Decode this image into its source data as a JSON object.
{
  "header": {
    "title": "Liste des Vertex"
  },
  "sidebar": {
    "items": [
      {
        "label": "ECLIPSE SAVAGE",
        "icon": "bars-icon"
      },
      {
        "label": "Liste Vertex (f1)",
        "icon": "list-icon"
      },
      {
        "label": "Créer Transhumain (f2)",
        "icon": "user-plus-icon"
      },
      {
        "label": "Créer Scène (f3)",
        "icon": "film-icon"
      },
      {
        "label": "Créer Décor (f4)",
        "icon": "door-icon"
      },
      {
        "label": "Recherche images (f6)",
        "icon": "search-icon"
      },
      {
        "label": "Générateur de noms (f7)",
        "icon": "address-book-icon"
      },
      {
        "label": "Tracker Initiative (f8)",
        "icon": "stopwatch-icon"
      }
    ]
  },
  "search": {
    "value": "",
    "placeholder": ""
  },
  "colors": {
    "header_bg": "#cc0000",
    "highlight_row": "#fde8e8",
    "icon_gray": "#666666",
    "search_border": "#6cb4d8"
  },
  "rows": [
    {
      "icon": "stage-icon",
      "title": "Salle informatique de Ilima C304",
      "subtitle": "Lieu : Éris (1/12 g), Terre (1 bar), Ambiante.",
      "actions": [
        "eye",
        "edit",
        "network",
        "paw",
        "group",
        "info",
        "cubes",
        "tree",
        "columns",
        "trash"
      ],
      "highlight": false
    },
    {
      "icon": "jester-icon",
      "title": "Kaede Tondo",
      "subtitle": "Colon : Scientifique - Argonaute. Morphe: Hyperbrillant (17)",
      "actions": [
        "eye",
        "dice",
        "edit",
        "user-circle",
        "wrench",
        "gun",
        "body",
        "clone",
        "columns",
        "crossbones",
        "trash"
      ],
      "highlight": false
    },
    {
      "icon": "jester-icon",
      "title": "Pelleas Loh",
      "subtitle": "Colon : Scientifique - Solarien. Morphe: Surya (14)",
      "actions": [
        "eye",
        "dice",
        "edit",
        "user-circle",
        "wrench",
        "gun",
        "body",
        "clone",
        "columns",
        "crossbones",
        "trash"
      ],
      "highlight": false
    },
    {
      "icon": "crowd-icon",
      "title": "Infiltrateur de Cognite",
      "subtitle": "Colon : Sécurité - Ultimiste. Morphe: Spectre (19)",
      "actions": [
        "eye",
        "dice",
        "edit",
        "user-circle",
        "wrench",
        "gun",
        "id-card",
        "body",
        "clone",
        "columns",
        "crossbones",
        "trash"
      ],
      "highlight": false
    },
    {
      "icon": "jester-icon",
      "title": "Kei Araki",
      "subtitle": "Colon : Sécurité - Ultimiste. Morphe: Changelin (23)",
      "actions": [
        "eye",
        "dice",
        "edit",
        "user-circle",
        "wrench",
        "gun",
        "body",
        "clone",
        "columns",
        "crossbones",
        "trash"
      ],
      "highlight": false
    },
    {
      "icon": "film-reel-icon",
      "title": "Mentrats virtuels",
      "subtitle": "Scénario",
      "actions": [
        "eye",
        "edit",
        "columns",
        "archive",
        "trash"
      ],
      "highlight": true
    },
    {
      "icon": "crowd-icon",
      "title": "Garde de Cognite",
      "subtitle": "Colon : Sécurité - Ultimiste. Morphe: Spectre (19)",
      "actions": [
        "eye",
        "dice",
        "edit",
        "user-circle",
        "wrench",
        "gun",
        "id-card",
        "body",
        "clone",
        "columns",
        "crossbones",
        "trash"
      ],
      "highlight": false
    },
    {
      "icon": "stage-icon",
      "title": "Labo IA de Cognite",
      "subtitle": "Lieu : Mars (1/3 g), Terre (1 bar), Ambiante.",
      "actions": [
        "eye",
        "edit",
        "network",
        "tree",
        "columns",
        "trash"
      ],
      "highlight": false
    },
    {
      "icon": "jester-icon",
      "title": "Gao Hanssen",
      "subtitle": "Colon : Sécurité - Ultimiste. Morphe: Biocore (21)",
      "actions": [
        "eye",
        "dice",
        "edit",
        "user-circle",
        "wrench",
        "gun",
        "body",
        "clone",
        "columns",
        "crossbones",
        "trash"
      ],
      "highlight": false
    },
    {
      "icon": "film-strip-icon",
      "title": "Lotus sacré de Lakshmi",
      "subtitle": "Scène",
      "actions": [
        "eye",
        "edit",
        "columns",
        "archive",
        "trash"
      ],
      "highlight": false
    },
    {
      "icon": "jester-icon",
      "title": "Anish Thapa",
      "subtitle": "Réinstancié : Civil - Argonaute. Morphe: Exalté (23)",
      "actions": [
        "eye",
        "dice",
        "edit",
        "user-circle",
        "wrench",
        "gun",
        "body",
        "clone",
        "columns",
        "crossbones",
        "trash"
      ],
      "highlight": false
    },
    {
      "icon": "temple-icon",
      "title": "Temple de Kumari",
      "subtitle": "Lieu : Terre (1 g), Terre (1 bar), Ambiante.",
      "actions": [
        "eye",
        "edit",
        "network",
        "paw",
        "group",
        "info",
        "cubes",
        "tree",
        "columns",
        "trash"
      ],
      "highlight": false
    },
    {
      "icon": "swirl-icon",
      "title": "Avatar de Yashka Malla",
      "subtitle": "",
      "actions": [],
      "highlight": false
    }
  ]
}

#### Objective:
Transcribe all of the material exactly. Omit nothing.

#### Full output:
Decode this image into its source data as a JSON object.
{
  "header": {
    "title": "Liste des Vertex"
  },
  "sidebar": {
    "items": [
      {
        "label": "ECLIPSE SAVAGE",
        "icon": "bars-icon"
      },
      {
        "label": "Liste Vertex (f1)",
        "icon": "list-icon"
      },
      {
        "label": "Créer Transhumain (f2)",
        "icon": "user-plus-icon"
      },
      {
        "label": "Créer Scène (f3)",
        "icon": "film-icon"
      },
      {
        "label": "Créer Décor (f4)",
        "icon": "door-icon"
      },
      {
        "label": "Recherche images (f6)",
        "icon": "search-icon"
      },
      {
        "label": "Générateur de noms (f7)",
        "icon": "address-book-icon"
      },
      {
        "label": "Tracker Initiative (f8)",
        "icon": "stopwatch-icon"
      }
    ]
  },
  "search": {
    "value": "",
    "placeholder": ""
  },
  "colors": {
    "header_bg": "#cc0000",
    "highlight_row": "#fde8e8",
    "icon_gray": "#666666",
    "search_border": "#6cb4d8"
  },
  "rows": [
    {
      "icon": "stage-icon",
      "title": "Salle informatique de Ilima C304",
      "subtitle": "Lieu : Éris (1/12 g), Terre (1 bar), Ambiante.",
      "actions": [
        "eye",
        "edit",
        "network",
        "paw",
        "group",
        "info",
        "cubes",
        "tree",
        "columns",
        "trash"
      ],
      "highlight": false
    },
    {
      "icon": "jester-icon",
      "title": "Kaede Tondo",
      "subtitle": "Colon : Scientifique - Argonaute. Morphe: Hyperbrillant (17)",
      "actions": [
        "eye",
        "dice",
        "edit",
        "user-circle",
        "wrench",
        "gun",
        "body",
        "clone",
        "columns",
        "crossbones",
        "trash"
      ],
      "highlight": false
    },
    {
      "icon": "jester-icon",
      "title": "Pelleas Loh",
      "subtitle": "Colon : Scientifique - Solarien. Morphe: Surya (14)",
      "actions": [
        "eye",
        "dice",
        "edit",
        "user-circle",
        "wrench",
        "gun",
        "body",
        "clone",
        "columns",
        "crossbones",
        "trash"
      ],
      "highlight": false
    },
    {
      "icon": "crowd-icon",
      "title": "Infiltrateur de Cognite",
      "subtitle": "Colon : Sécurité - Ultimiste. Morphe: Spectre (19)",
      "actions": [
        "eye",
        "dice",
        "edit",
        "user-circle",
        "wrench",
        "gun",
        "id-card",
        "body",
        "clone",
        "columns",
        "crossbones",
        "trash"
      ],
      "highlight": false
    },
    {
      "icon": "jester-icon",
      "title": "Kei Araki",
      "subtitle": "Colon : Sécurité - Ultimiste. Morphe: Changelin (23)",
      "actions": [
        "eye",
        "dice",
        "edit",
        "user-circle",
        "wrench",
        "gun",
        "body",
        "clone",
        "columns",
        "crossbones",
        "trash"
      ],
      "highlight": false
    },
    {
      "icon": "film-reel-icon",
      "title": "Mentrats virtuels",
      "subtitle": "Scénario",
      "actions": [
        "eye",
        "edit",
        "columns",
        "archive",
        "trash"
      ],
      "highlight": true
    },
    {
      "icon": "crowd-icon",
      "title": "Garde de Cognite",
      "subtitle": "Colon : Sécurité - Ultimiste. Morphe: Spectre (19)",
      "actions": [
        "eye",
        "dice",
        "edit",
        "user-circle",
        "wrench",
        "gun",
        "id-card",
        "body",
        "clone",
        "columns",
        "crossbones",
        "trash"
      ],
      "highlight": false
    },
    {
      "icon": "stage-icon",
      "title": "Labo IA de Cognite",
      "subtitle": "Lieu : Mars (1/3 g), Terre (1 bar), Ambiante.",
      "actions": [
        "eye",
        "edit",
        "network",
        "tree",
        "columns",
        "trash"
      ],
      "highlight": false
    },
    {
      "icon": "jester-icon",
      "title": "Gao Hanssen",
      "subtitle": "Colon : Sécurité - Ultimiste. Morphe: Biocore (21)",
      "actions": [
        "eye",
        "dice",
        "edit",
        "user-circle",
        "wrench",
        "gun",
        "body",
        "clone",
        "columns",
        "crossbones",
        "trash"
      ],
      "highlight": false
    },
    {
      "icon": "film-strip-icon",
      "title": "Lotus sacré de Lakshmi",
      "subtitle": "Scène",
      "actions": [
        "eye",
        "edit",
        "columns",
        "archive",
        "trash"
      ],
      "highlight": false
    },
    {
      "icon": "jester-icon",
      "title": "Anish Thapa",
      "subtitle": "Réinstancié : Civil - Argonaute. Morphe: Exalté (23)",
      "actions": [
        "eye",
        "dice",
        "edit",
        "user-circle",
        "wrench",
        "gun",
        "body",
        "clone",
        "columns",
        "crossbones",
        "trash"
      ],
      "highlight": false
    },
    {
      "icon": "temple-icon",
      "title": "Temple de Kumari",
      "subtitle": "Lieu : Terre (1 g), Terre (1 bar), Ambiante.",
      "actions": [
        "eye",
        "edit",
        "network",
        "paw",
        "group",
        "info",
        "cubes",
        "tree",
        "columns",
        "trash"
      ],
      "highlight": false
    },
    {
      "icon": "swirl-icon",
      "title": "Avatar de Yashka Malla",
      "subtitle": "",
      "actions": [],
      "highlight": false
    }
  ]
}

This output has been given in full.